— Figure content listings —
☆ ☆ ☆ ☆ ☆

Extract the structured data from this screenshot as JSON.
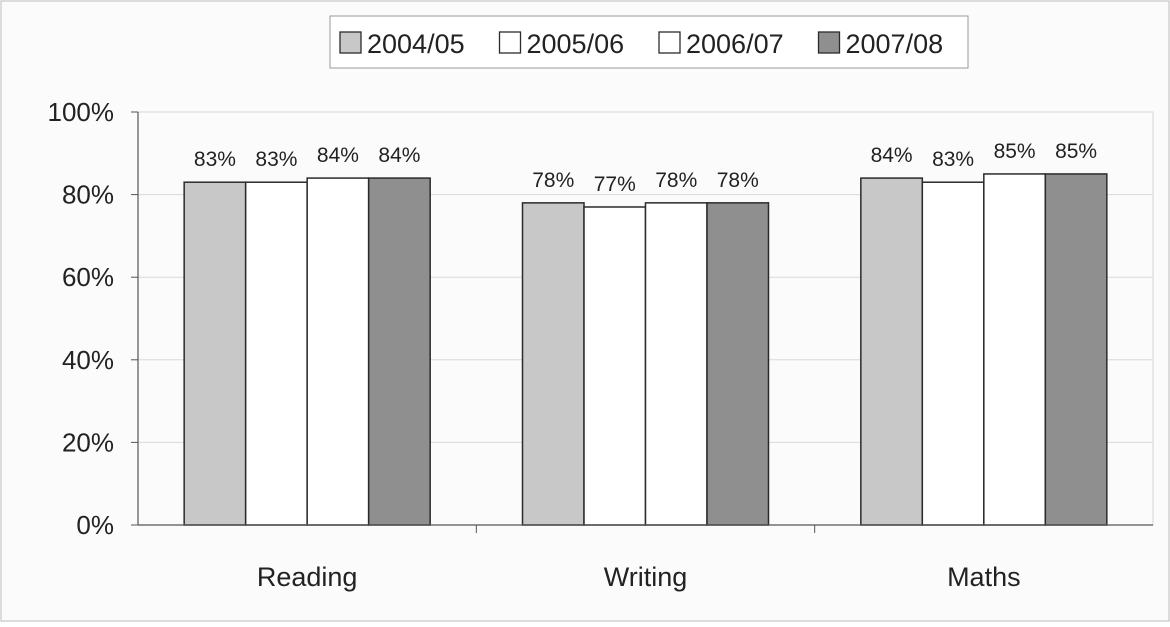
{
  "chart_data": {
    "type": "bar",
    "categories": [
      "Reading",
      "Writing",
      "Maths"
    ],
    "series": [
      {
        "name": "2004/05",
        "values": [
          83,
          78,
          84
        ],
        "labels": [
          "83%",
          "78%",
          "84%"
        ],
        "color": "#c8c8c8"
      },
      {
        "name": "2005/06",
        "values": [
          83,
          77,
          83
        ],
        "labels": [
          "83%",
          "77%",
          "83%"
        ],
        "color": "#ffffff"
      },
      {
        "name": "2006/07",
        "values": [
          84,
          78,
          85
        ],
        "labels": [
          "84%",
          "78%",
          "85%"
        ],
        "color": "#ffffff"
      },
      {
        "name": "2007/08",
        "values": [
          84,
          78,
          85
        ],
        "labels": [
          "84%",
          "78%",
          "85%"
        ],
        "color": "#8f8f8f"
      }
    ],
    "ylim": [
      0,
      100
    ],
    "yticks": [
      0,
      20,
      40,
      60,
      80,
      100
    ],
    "ytick_labels": [
      "0%",
      "20%",
      "40%",
      "60%",
      "80%",
      "100%"
    ],
    "legend_position": "top",
    "grid": true
  }
}
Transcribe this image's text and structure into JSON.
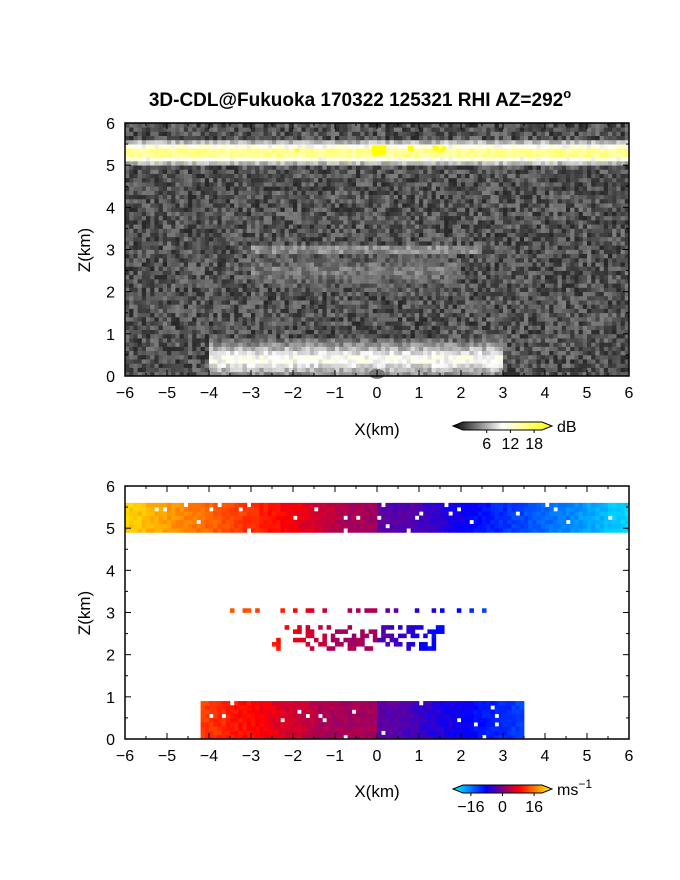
{
  "title": "3D-CDL@Fukuoka 170322 125321 RHI AZ=292",
  "title_degree": "o",
  "chart_data": [
    {
      "type": "heatmap",
      "name": "reflectivity",
      "xlabel": "X(km)",
      "ylabel": "Z(km)",
      "xlim": [
        -6,
        6
      ],
      "ylim": [
        0,
        6
      ],
      "xticks": [
        -6,
        -5,
        -4,
        -3,
        -2,
        -1,
        0,
        1,
        2,
        3,
        4,
        5,
        6
      ],
      "yticks": [
        0,
        1,
        2,
        3,
        4,
        5,
        6
      ],
      "colorbar": {
        "unit": "dB",
        "ticks": [
          6,
          12,
          18
        ],
        "range": [
          0,
          20
        ],
        "colors": [
          "#000000",
          "#ffffff",
          "#ffff00"
        ]
      },
      "layers": [
        {
          "z_center": 5.3,
          "z_thickness": 0.5,
          "x_range": [
            -6,
            6
          ],
          "level_db": 16
        },
        {
          "z_center": 3.0,
          "z_thickness": 0.25,
          "x_range": [
            -3,
            2.5
          ],
          "level_db": 7
        },
        {
          "z_center": 2.5,
          "z_thickness": 0.9,
          "x_range": [
            -3,
            2
          ],
          "level_db": 5
        },
        {
          "z_center": 0.4,
          "z_thickness": 0.8,
          "x_range": [
            -4,
            3
          ],
          "level_db": 11
        }
      ]
    },
    {
      "type": "heatmap",
      "name": "doppler-velocity",
      "xlabel": "X(km)",
      "ylabel": "Z(km)",
      "xlim": [
        -6,
        6
      ],
      "ylim": [
        0,
        6
      ],
      "xticks": [
        -6,
        -5,
        -4,
        -3,
        -2,
        -1,
        0,
        1,
        2,
        3,
        4,
        5,
        6
      ],
      "yticks": [
        0,
        1,
        2,
        3,
        4,
        5,
        6
      ],
      "colorbar": {
        "unit": "ms",
        "unit_exponent": "-1",
        "ticks": [
          -16,
          0,
          16
        ],
        "range": [
          -20,
          20
        ],
        "colors": [
          "#00ffff",
          "#0000ff",
          "#ff0000",
          "#ffff00"
        ]
      },
      "layers": [
        {
          "z_center": 5.25,
          "z_thickness": 0.7,
          "x_range": [
            -6,
            6
          ],
          "velocity_at_x_min": 18,
          "velocity_at_x_max": -18
        },
        {
          "z_center": 3.05,
          "z_thickness": 0.15,
          "x_range": [
            -3.5,
            2.6
          ],
          "velocity_at_x_min": 12,
          "velocity_at_x_max": -10
        },
        {
          "z_center": 2.4,
          "z_thickness": 0.6,
          "x_range": [
            -2.5,
            1.6
          ],
          "velocity_at_x_min": 8,
          "velocity_at_x_max": -8
        },
        {
          "z_center": 0.45,
          "z_thickness": 0.9,
          "x_range": [
            -4.2,
            3.5
          ],
          "velocity_at_x_min": 10,
          "velocity_at_x_max": -10
        }
      ]
    }
  ]
}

☆ ☆ ☆ ☆ ☆

Gather every line from the listing above in which "JSON" appears, and copy those lines.

— FINISHED EXERCISE —
Extract the structured data from this screenshot as JSON.
Transcribe this image's text and structure into JSON.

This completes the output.